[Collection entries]

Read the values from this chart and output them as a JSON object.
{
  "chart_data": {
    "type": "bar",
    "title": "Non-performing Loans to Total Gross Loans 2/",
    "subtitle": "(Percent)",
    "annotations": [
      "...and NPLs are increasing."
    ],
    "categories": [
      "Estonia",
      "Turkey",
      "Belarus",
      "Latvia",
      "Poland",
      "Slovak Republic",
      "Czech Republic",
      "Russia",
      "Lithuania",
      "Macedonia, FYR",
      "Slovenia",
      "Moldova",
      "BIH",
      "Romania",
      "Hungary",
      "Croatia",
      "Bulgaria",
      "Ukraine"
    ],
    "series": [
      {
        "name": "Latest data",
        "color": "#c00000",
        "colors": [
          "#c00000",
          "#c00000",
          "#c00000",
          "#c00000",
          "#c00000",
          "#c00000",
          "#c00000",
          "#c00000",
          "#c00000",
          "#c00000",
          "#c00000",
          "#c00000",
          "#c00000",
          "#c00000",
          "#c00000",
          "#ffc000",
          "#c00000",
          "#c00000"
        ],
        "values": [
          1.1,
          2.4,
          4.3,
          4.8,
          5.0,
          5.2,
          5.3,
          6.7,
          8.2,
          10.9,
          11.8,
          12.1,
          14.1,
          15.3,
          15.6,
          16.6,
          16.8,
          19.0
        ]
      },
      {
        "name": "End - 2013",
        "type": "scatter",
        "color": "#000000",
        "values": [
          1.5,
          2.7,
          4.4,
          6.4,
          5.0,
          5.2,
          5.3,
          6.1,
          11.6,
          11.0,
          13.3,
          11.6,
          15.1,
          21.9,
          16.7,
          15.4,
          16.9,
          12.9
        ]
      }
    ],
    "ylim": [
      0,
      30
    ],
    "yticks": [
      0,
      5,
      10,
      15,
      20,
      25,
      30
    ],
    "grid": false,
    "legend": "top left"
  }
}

- What to work on
Set down all of the entries exactly, please.

- Exercise response
Read the values from this chart and output them as a JSON object.
{
  "chart_data": {
    "type": "bar",
    "title": "Non-performing Loans to Total Gross Loans 2/",
    "subtitle": "(Percent)",
    "annotations": [
      "...and NPLs are increasing."
    ],
    "categories": [
      "Estonia",
      "Turkey",
      "Belarus",
      "Latvia",
      "Poland",
      "Slovak Republic",
      "Czech Republic",
      "Russia",
      "Lithuania",
      "Macedonia, FYR",
      "Slovenia",
      "Moldova",
      "BIH",
      "Romania",
      "Hungary",
      "Croatia",
      "Bulgaria",
      "Ukraine"
    ],
    "series": [
      {
        "name": "Latest data",
        "color": "#c00000",
        "colors": [
          "#c00000",
          "#c00000",
          "#c00000",
          "#c00000",
          "#c00000",
          "#c00000",
          "#c00000",
          "#c00000",
          "#c00000",
          "#c00000",
          "#c00000",
          "#c00000",
          "#c00000",
          "#c00000",
          "#c00000",
          "#ffc000",
          "#c00000",
          "#c00000"
        ],
        "values": [
          1.1,
          2.4,
          4.3,
          4.8,
          5.0,
          5.2,
          5.3,
          6.7,
          8.2,
          10.9,
          11.8,
          12.1,
          14.1,
          15.3,
          15.6,
          16.6,
          16.8,
          19.0
        ]
      },
      {
        "name": "End - 2013",
        "type": "scatter",
        "color": "#000000",
        "values": [
          1.5,
          2.7,
          4.4,
          6.4,
          5.0,
          5.2,
          5.3,
          6.1,
          11.6,
          11.0,
          13.3,
          11.6,
          15.1,
          21.9,
          16.7,
          15.4,
          16.9,
          12.9
        ]
      }
    ],
    "ylim": [
      0,
      30
    ],
    "yticks": [
      0,
      5,
      10,
      15,
      20,
      25,
      30
    ],
    "grid": false,
    "legend": "top left"
  }
}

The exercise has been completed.